─── Data supplied
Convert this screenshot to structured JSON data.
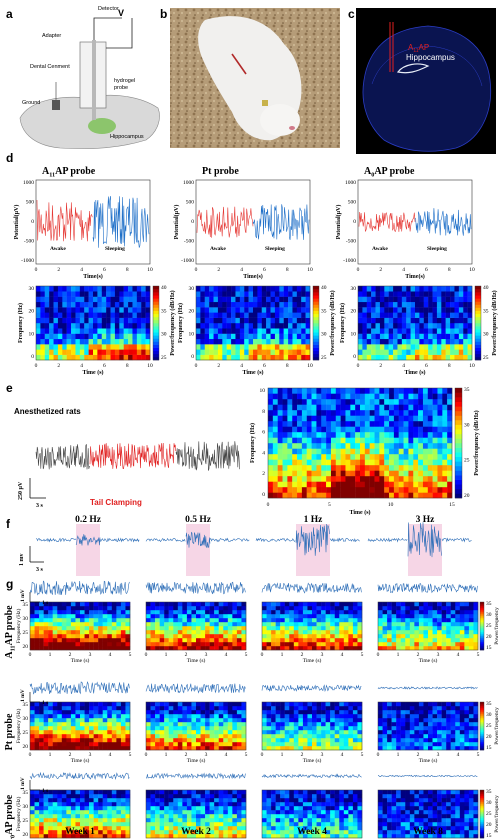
{
  "panels": {
    "a": "a",
    "b": "b",
    "c": "c",
    "d": "d",
    "e": "e",
    "f": "f",
    "g": "g"
  },
  "panel_a": {
    "detector": "Detector",
    "adapter": "Adapter",
    "dental": "Dental Cenment",
    "hydrogel": "hydrogel",
    "probe": "probe",
    "ground": "Ground",
    "hippocampus": "Hippocampus"
  },
  "panel_c": {
    "probe_main": "A",
    "probe_sub": "11",
    "probe_tail": "AP",
    "region": "Hippocampus"
  },
  "panel_d": {
    "probes": [
      {
        "main": "A",
        "sub": "11",
        "tail": "AP probe"
      },
      {
        "main": "",
        "sub": "",
        "tail": "Pt probe"
      },
      {
        "main": "A",
        "sub": "0",
        "tail": "AP probe"
      }
    ],
    "awake": "Awake",
    "sleeping": "Sleeping",
    "ylabel": "Potential(μV)",
    "xlabel": "Time(s)",
    "spec_ylabel": "Frequency (Hz)",
    "spec_xlabel": "Time (s)",
    "cb_label": "Power/frequency (dB/Hz)",
    "time_ticks": [
      "0",
      "2",
      "4",
      "6",
      "8",
      "10"
    ],
    "pot_ticks": [
      "1000",
      "500",
      "0",
      "-500",
      "-1000"
    ],
    "freq_ticks": [
      "30",
      "20",
      "10",
      "0"
    ],
    "cb_ticks": [
      "40",
      "35",
      "30",
      "25"
    ]
  },
  "panel_e": {
    "anesth": "Anesthetized rats",
    "clamp": "Tail Clamping",
    "scale_v": "250 μV",
    "scale_t": "3 s",
    "ylabel": "Frequency (Hz)",
    "xlabel": "Time (s)",
    "cb_label": "Power/frequency (dB/Hz)",
    "freq_ticks": [
      "10",
      "8",
      "6",
      "4",
      "2",
      "0"
    ],
    "time_ticks": [
      "0",
      "5",
      "10",
      "15"
    ],
    "cb_ticks": [
      "35",
      "30",
      "25",
      "20"
    ]
  },
  "panel_f": {
    "freqs": [
      "0.2  Hz",
      "0.5 Hz",
      "1 Hz",
      "3 Hz"
    ],
    "scale_v": "1 mv",
    "scale_t": "3 s"
  },
  "panel_g": {
    "rows": [
      {
        "main": "A",
        "sub": "11",
        "tail": "AP probe"
      },
      {
        "main": "",
        "sub": "",
        "tail": "Pt probe"
      },
      {
        "main": "A",
        "sub": "0",
        "tail": "AP probe"
      }
    ],
    "weeks": [
      "Week 1",
      "Week 2",
      "Week 4",
      "Week 8"
    ],
    "scale_v": "1 mV",
    "scale_t": "1 s",
    "ylabel": "Frequency (Hz)",
    "xlabel": "Time (s)",
    "cb_label": "Power/frequency",
    "time_ticks": [
      "0",
      "1",
      "2",
      "3",
      "4",
      "5"
    ],
    "freq_ticks": [
      "35",
      "30",
      "25",
      "20"
    ],
    "cb_ticks": [
      "35",
      "30",
      "25",
      "20",
      "15"
    ]
  },
  "colors": {
    "awake": "#e53935",
    "sleeping": "#1e6fc8",
    "trace_blue": "#2f6fb8",
    "highlight": "#f6d6e6",
    "clamp": "#e02020"
  }
}
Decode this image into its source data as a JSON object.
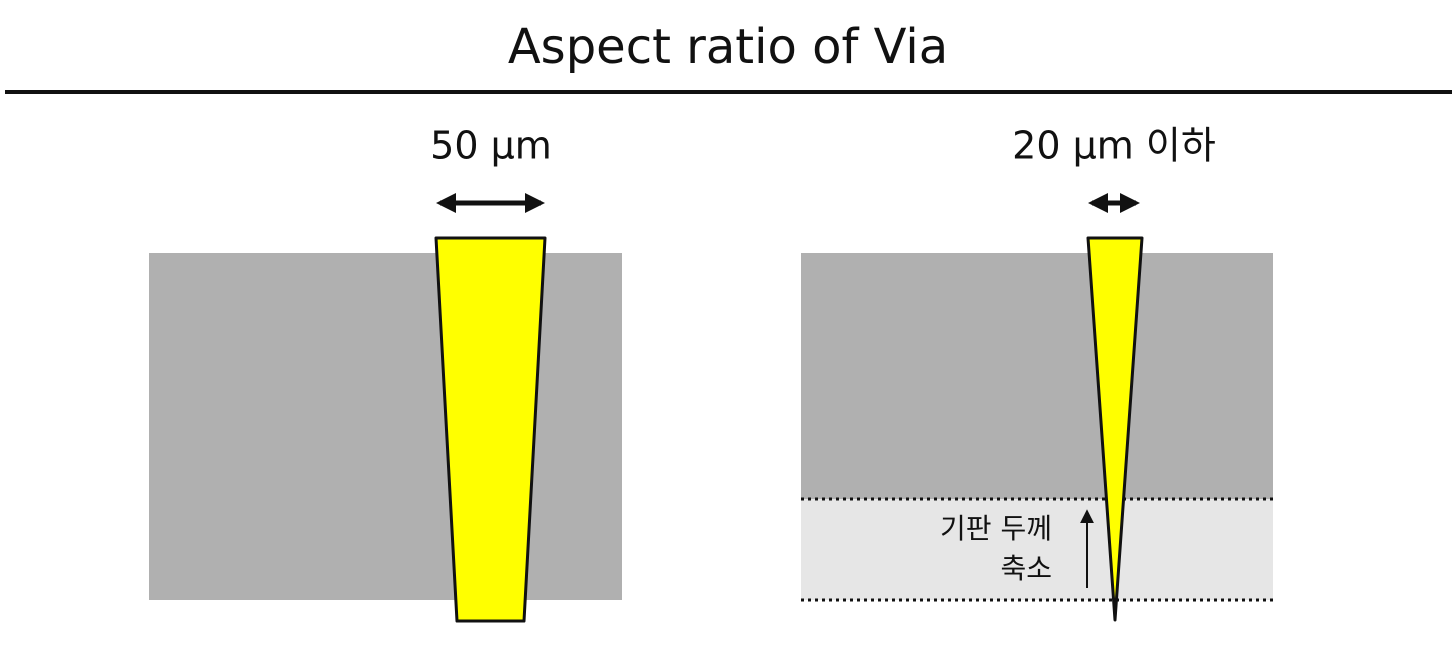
{
  "title": "Aspect ratio of Via",
  "left": {
    "width_label": "50 μm"
  },
  "right": {
    "width_label": "20 μm 이하",
    "annotation": [
      "기판 두께",
      "축소"
    ]
  }
}
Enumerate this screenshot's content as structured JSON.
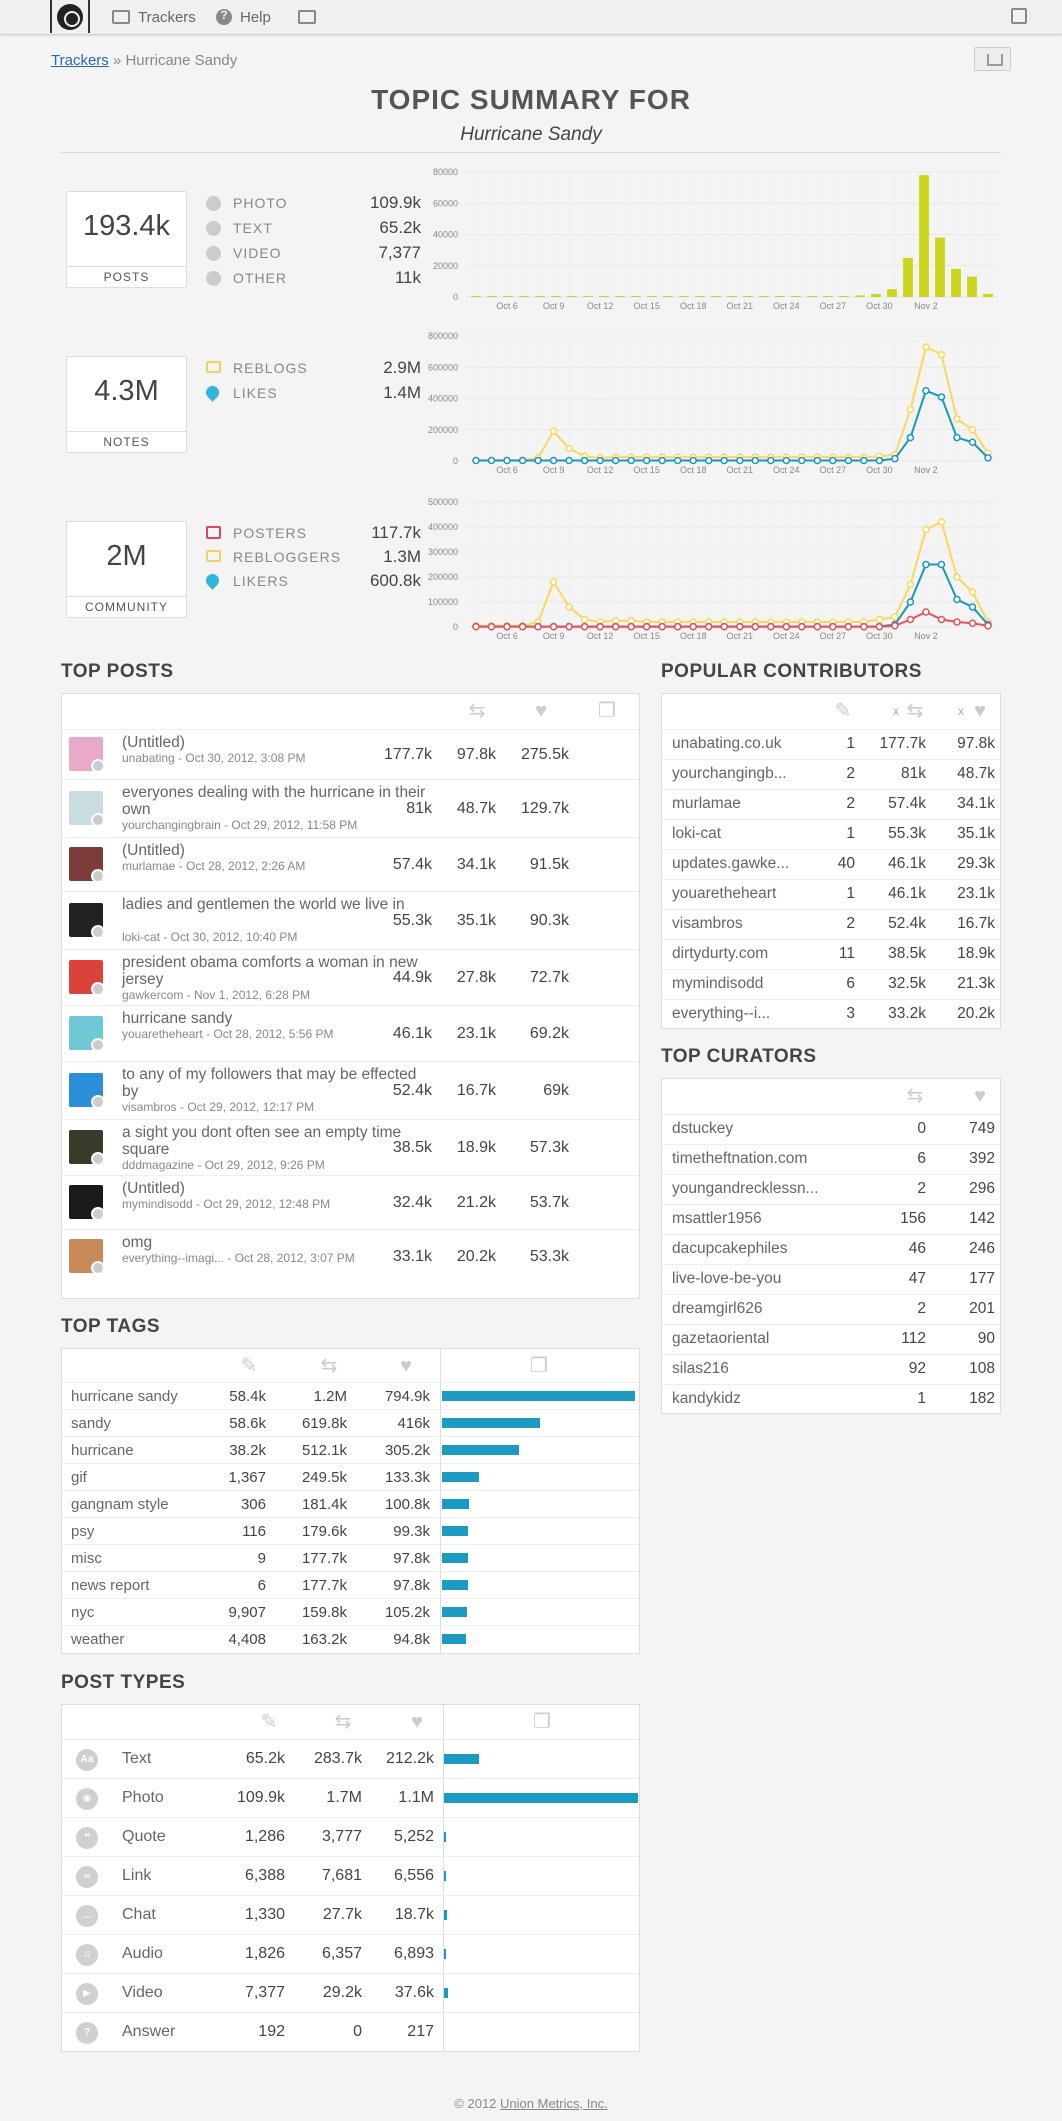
{
  "nav": {
    "trackers": "Trackers",
    "help": "Help"
  },
  "breadcrumb": {
    "root": "Trackers",
    "separator": " » ",
    "current": "Hurricane Sandy"
  },
  "title": "TOPIC SUMMARY FOR",
  "subtitle": "Hurricane Sandy",
  "summary": {
    "posts": {
      "value": "193.4k",
      "label": "POSTS",
      "stats": [
        {
          "label": "PHOTO",
          "value": "109.9k",
          "icon": "camera-icon"
        },
        {
          "label": "TEXT",
          "value": "65.2k",
          "icon": "text-icon"
        },
        {
          "label": "VIDEO",
          "value": "7,377",
          "icon": "video-icon"
        },
        {
          "label": "OTHER",
          "value": "11k",
          "icon": "asterisk-icon"
        }
      ]
    },
    "notes": {
      "value": "4.3M",
      "label": "NOTES",
      "stats": [
        {
          "label": "REBLOGS",
          "value": "2.9M",
          "icon": "reblog-icon"
        },
        {
          "label": "LIKES",
          "value": "1.4M",
          "icon": "heart-icon"
        }
      ]
    },
    "community": {
      "value": "2M",
      "label": "COMMUNITY",
      "stats": [
        {
          "label": "POSTERS",
          "value": "117.7k",
          "icon": "pencil-icon"
        },
        {
          "label": "REBLOGGERS",
          "value": "1.3M",
          "icon": "reblog-icon"
        },
        {
          "label": "LIKERS",
          "value": "600.8k",
          "icon": "heart-icon"
        }
      ]
    }
  },
  "chart_data": [
    {
      "type": "bar",
      "xlabels": [
        "Oct 6",
        "Oct 9",
        "Oct 12",
        "Oct 15",
        "Oct 18",
        "Oct 21",
        "Oct 24",
        "Oct 27",
        "Oct 30",
        "Nov 2"
      ],
      "yticks": [
        "0",
        "20000",
        "40000",
        "60000",
        "80000"
      ],
      "ylim": [
        0,
        80000
      ],
      "values": [
        200,
        300,
        300,
        300,
        300,
        300,
        300,
        300,
        300,
        300,
        300,
        300,
        300,
        300,
        300,
        300,
        300,
        300,
        300,
        300,
        300,
        300,
        300,
        500,
        1000,
        2000,
        5000,
        25000,
        78000,
        38000,
        18000,
        13000,
        2000
      ],
      "color": "#cbd51b"
    },
    {
      "type": "line",
      "xlabels": [
        "Oct 6",
        "Oct 9",
        "Oct 12",
        "Oct 15",
        "Oct 18",
        "Oct 21",
        "Oct 24",
        "Oct 27",
        "Oct 30",
        "Nov 2"
      ],
      "yticks": [
        "0",
        "200000",
        "400000",
        "600000",
        "800000"
      ],
      "ylim": [
        0,
        800000
      ],
      "series": [
        {
          "color": "#fcd75a",
          "values": [
            5000,
            5000,
            5000,
            5000,
            20000,
            190000,
            80000,
            30000,
            20000,
            25000,
            25000,
            25000,
            25000,
            25000,
            25000,
            25000,
            25000,
            25000,
            25000,
            25000,
            25000,
            25000,
            25000,
            25000,
            25000,
            25000,
            30000,
            40000,
            330000,
            730000,
            680000,
            270000,
            200000,
            50000
          ]
        },
        {
          "color": "#1897bf",
          "values": [
            3000,
            3000,
            3000,
            3000,
            3000,
            3000,
            3000,
            3000,
            3000,
            3000,
            3000,
            3000,
            3000,
            3000,
            3000,
            3000,
            3000,
            3000,
            3000,
            3000,
            3000,
            3000,
            3000,
            3000,
            3000,
            3000,
            3000,
            15000,
            150000,
            450000,
            410000,
            150000,
            120000,
            20000
          ]
        }
      ]
    },
    {
      "type": "line",
      "xlabels": [
        "Oct 6",
        "Oct 9",
        "Oct 12",
        "Oct 15",
        "Oct 18",
        "Oct 21",
        "Oct 24",
        "Oct 27",
        "Oct 30",
        "Nov 2"
      ],
      "yticks": [
        "0",
        "100000",
        "200000",
        "300000",
        "400000",
        "500000"
      ],
      "ylim": [
        0,
        500000
      ],
      "series": [
        {
          "color": "#fcd75a",
          "values": [
            5000,
            5000,
            5000,
            5000,
            20000,
            180000,
            80000,
            30000,
            20000,
            25000,
            25000,
            20000,
            20000,
            20000,
            20000,
            20000,
            20000,
            20000,
            20000,
            20000,
            20000,
            20000,
            20000,
            20000,
            20000,
            20000,
            30000,
            40000,
            170000,
            390000,
            420000,
            200000,
            140000,
            20000
          ]
        },
        {
          "color": "#1897bf",
          "values": [
            2000,
            2000,
            2000,
            2000,
            2000,
            2000,
            2000,
            2000,
            2000,
            2000,
            2000,
            2000,
            2000,
            2000,
            2000,
            2000,
            2000,
            2000,
            2000,
            2000,
            2000,
            2000,
            2000,
            2000,
            2000,
            2000,
            2000,
            10000,
            100000,
            250000,
            250000,
            110000,
            80000,
            10000
          ]
        },
        {
          "color": "#e8505b",
          "values": [
            1000,
            1000,
            1000,
            1000,
            1000,
            1000,
            1000,
            1000,
            1000,
            1000,
            1000,
            1000,
            1000,
            1000,
            1000,
            1000,
            1000,
            1000,
            1000,
            1000,
            1000,
            1000,
            1000,
            1000,
            1000,
            1000,
            1000,
            5000,
            30000,
            60000,
            30000,
            20000,
            15000,
            5000
          ]
        }
      ]
    }
  ],
  "top_posts": {
    "title": "TOP POSTS",
    "rows": [
      {
        "title": "(Untitled)",
        "meta": "unabating - Oct 30, 2012, 3:08 PM",
        "reblogs": "177.7k",
        "likes": "97.8k",
        "notes": "275.5k",
        "color": "#e9a9c8"
      },
      {
        "title": "everyones dealing with the hurricane in their own",
        "meta": "yourchangingbrain - Oct 29, 2012, 11:58 PM",
        "reblogs": "81k",
        "likes": "48.7k",
        "notes": "129.7k",
        "color": "#c9dde0"
      },
      {
        "title": "(Untitled)",
        "meta": "murlamae - Oct 28, 2012, 2:26 AM",
        "reblogs": "57.4k",
        "likes": "34.1k",
        "notes": "91.5k",
        "color": "#7b3b3a"
      },
      {
        "title": "ladies and gentlemen the world we live in",
        "meta": "loki-cat - Oct 30, 2012, 10:40 PM",
        "reblogs": "55.3k",
        "likes": "35.1k",
        "notes": "90.3k",
        "color": "#222222"
      },
      {
        "title": "president obama comforts a woman in new jersey",
        "meta": "gawkercom - Nov 1, 2012, 6:28 PM",
        "reblogs": "44.9k",
        "likes": "27.8k",
        "notes": "72.7k",
        "color": "#d9433a"
      },
      {
        "title": "hurricane sandy",
        "meta": "youaretheheart - Oct 28, 2012, 5:56 PM",
        "reblogs": "46.1k",
        "likes": "23.1k",
        "notes": "69.2k",
        "color": "#6fc8d6"
      },
      {
        "title": "to any of my followers that may be effected by",
        "meta": "visambros - Oct 29, 2012, 12:17 PM",
        "reblogs": "52.4k",
        "likes": "16.7k",
        "notes": "69k",
        "color": "#2a8ed8"
      },
      {
        "title": "a sight you dont often see an empty time square",
        "meta": "dddmagazine - Oct 29, 2012, 9:26 PM",
        "reblogs": "38.5k",
        "likes": "18.9k",
        "notes": "57.3k",
        "color": "#3a3a2a"
      },
      {
        "title": "(Untitled)",
        "meta": "mymindisodd - Oct 29, 2012, 12:48 PM",
        "reblogs": "32.4k",
        "likes": "21.2k",
        "notes": "53.7k",
        "color": "#1a1a1a"
      },
      {
        "title": "omg",
        "meta": "everything--imagi... - Oct 28, 2012, 3:07 PM",
        "reblogs": "33.1k",
        "likes": "20.2k",
        "notes": "53.3k",
        "color": "#c98a5a"
      }
    ]
  },
  "popular_contributors": {
    "title": "POPULAR CONTRIBUTORS",
    "x1": "x",
    "x2": "x",
    "rows": [
      {
        "name": "unabating.co.uk",
        "posts": "1",
        "reblogs": "177.7k",
        "likes": "97.8k"
      },
      {
        "name": "yourchangingb...",
        "posts": "2",
        "reblogs": "81k",
        "likes": "48.7k"
      },
      {
        "name": "murlamae",
        "posts": "2",
        "reblogs": "57.4k",
        "likes": "34.1k"
      },
      {
        "name": "loki-cat",
        "posts": "1",
        "reblogs": "55.3k",
        "likes": "35.1k"
      },
      {
        "name": "updates.gawke...",
        "posts": "40",
        "reblogs": "46.1k",
        "likes": "29.3k"
      },
      {
        "name": "youaretheheart",
        "posts": "1",
        "reblogs": "46.1k",
        "likes": "23.1k"
      },
      {
        "name": "visambros",
        "posts": "2",
        "reblogs": "52.4k",
        "likes": "16.7k"
      },
      {
        "name": "dirtydurty.com",
        "posts": "11",
        "reblogs": "38.5k",
        "likes": "18.9k"
      },
      {
        "name": "mymindisodd",
        "posts": "6",
        "reblogs": "32.5k",
        "likes": "21.3k"
      },
      {
        "name": "everything--i...",
        "posts": "3",
        "reblogs": "33.2k",
        "likes": "20.2k"
      }
    ]
  },
  "top_curators": {
    "title": "TOP CURATORS",
    "rows": [
      {
        "name": "dstuckey",
        "reblogs": "0",
        "likes": "749"
      },
      {
        "name": "timetheftnation.com",
        "reblogs": "6",
        "likes": "392"
      },
      {
        "name": "youngandrecklessn...",
        "reblogs": "2",
        "likes": "296"
      },
      {
        "name": "msattler1956",
        "reblogs": "156",
        "likes": "142"
      },
      {
        "name": "dacupcakephiles",
        "reblogs": "46",
        "likes": "246"
      },
      {
        "name": "live-love-be-you",
        "reblogs": "47",
        "likes": "177"
      },
      {
        "name": "dreamgirl626",
        "reblogs": "2",
        "likes": "201"
      },
      {
        "name": "gazetaoriental",
        "reblogs": "112",
        "likes": "90"
      },
      {
        "name": "silas216",
        "reblogs": "92",
        "likes": "108"
      },
      {
        "name": "kandykidz",
        "reblogs": "1",
        "likes": "182"
      }
    ]
  },
  "top_tags": {
    "title": "TOP TAGS",
    "rows": [
      {
        "name": "hurricane sandy",
        "posts": "58.4k",
        "reblogs": "1.2M",
        "likes": "794.9k",
        "share": 1.0
      },
      {
        "name": "sandy",
        "posts": "58.6k",
        "reblogs": "619.8k",
        "likes": "416k",
        "share": 0.51
      },
      {
        "name": "hurricane",
        "posts": "38.2k",
        "reblogs": "512.1k",
        "likes": "305.2k",
        "share": 0.4
      },
      {
        "name": "gif",
        "posts": "1,367",
        "reblogs": "249.5k",
        "likes": "133.3k",
        "share": 0.19
      },
      {
        "name": "gangnam style",
        "posts": "306",
        "reblogs": "181.4k",
        "likes": "100.8k",
        "share": 0.14
      },
      {
        "name": "psy",
        "posts": "116",
        "reblogs": "179.6k",
        "likes": "99.3k",
        "share": 0.135
      },
      {
        "name": "misc",
        "posts": "9",
        "reblogs": "177.7k",
        "likes": "97.8k",
        "share": 0.135
      },
      {
        "name": "news report",
        "posts": "6",
        "reblogs": "177.7k",
        "likes": "97.8k",
        "share": 0.135
      },
      {
        "name": "nyc",
        "posts": "9,907",
        "reblogs": "159.8k",
        "likes": "105.2k",
        "share": 0.13
      },
      {
        "name": "weather",
        "posts": "4,408",
        "reblogs": "163.2k",
        "likes": "94.8k",
        "share": 0.125
      }
    ]
  },
  "post_types": {
    "title": "POST TYPES",
    "rows": [
      {
        "name": "Text",
        "posts": "65.2k",
        "reblogs": "283.7k",
        "likes": "212.2k",
        "share": 0.18,
        "icon": "text-icon",
        "glyph": "Aa"
      },
      {
        "name": "Photo",
        "posts": "109.9k",
        "reblogs": "1.7M",
        "likes": "1.1M",
        "share": 1.0,
        "icon": "camera-icon",
        "glyph": "◉"
      },
      {
        "name": "Quote",
        "posts": "1,286",
        "reblogs": "3,777",
        "likes": "5,252",
        "share": 0.01,
        "icon": "quote-icon",
        "glyph": "❝"
      },
      {
        "name": "Link",
        "posts": "6,388",
        "reblogs": "7,681",
        "likes": "6,556",
        "share": 0.01,
        "icon": "link-icon",
        "glyph": "∞"
      },
      {
        "name": "Chat",
        "posts": "1,330",
        "reblogs": "27.7k",
        "likes": "18.7k",
        "share": 0.015,
        "icon": "chat-icon",
        "glyph": "…"
      },
      {
        "name": "Audio",
        "posts": "1,826",
        "reblogs": "6,357",
        "likes": "6,893",
        "share": 0.01,
        "icon": "headphones-icon",
        "glyph": "♫"
      },
      {
        "name": "Video",
        "posts": "7,377",
        "reblogs": "29.2k",
        "likes": "37.6k",
        "share": 0.02,
        "icon": "video-icon",
        "glyph": "▶"
      },
      {
        "name": "Answer",
        "posts": "192",
        "reblogs": "0",
        "likes": "217",
        "share": 0.0,
        "icon": "speech-icon",
        "glyph": "?"
      }
    ]
  },
  "footer": {
    "prefix": "© 2012 ",
    "link": "Union Metrics, Inc."
  }
}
──────
◆ **Set problem**
Which lines of the data include "youaretheheart"? Copy each of them.

◆ **Exercise answer**
        "meta": "youaretheheart - Oct 28, 2012, 5:56 PM",
        "name": "youaretheheart",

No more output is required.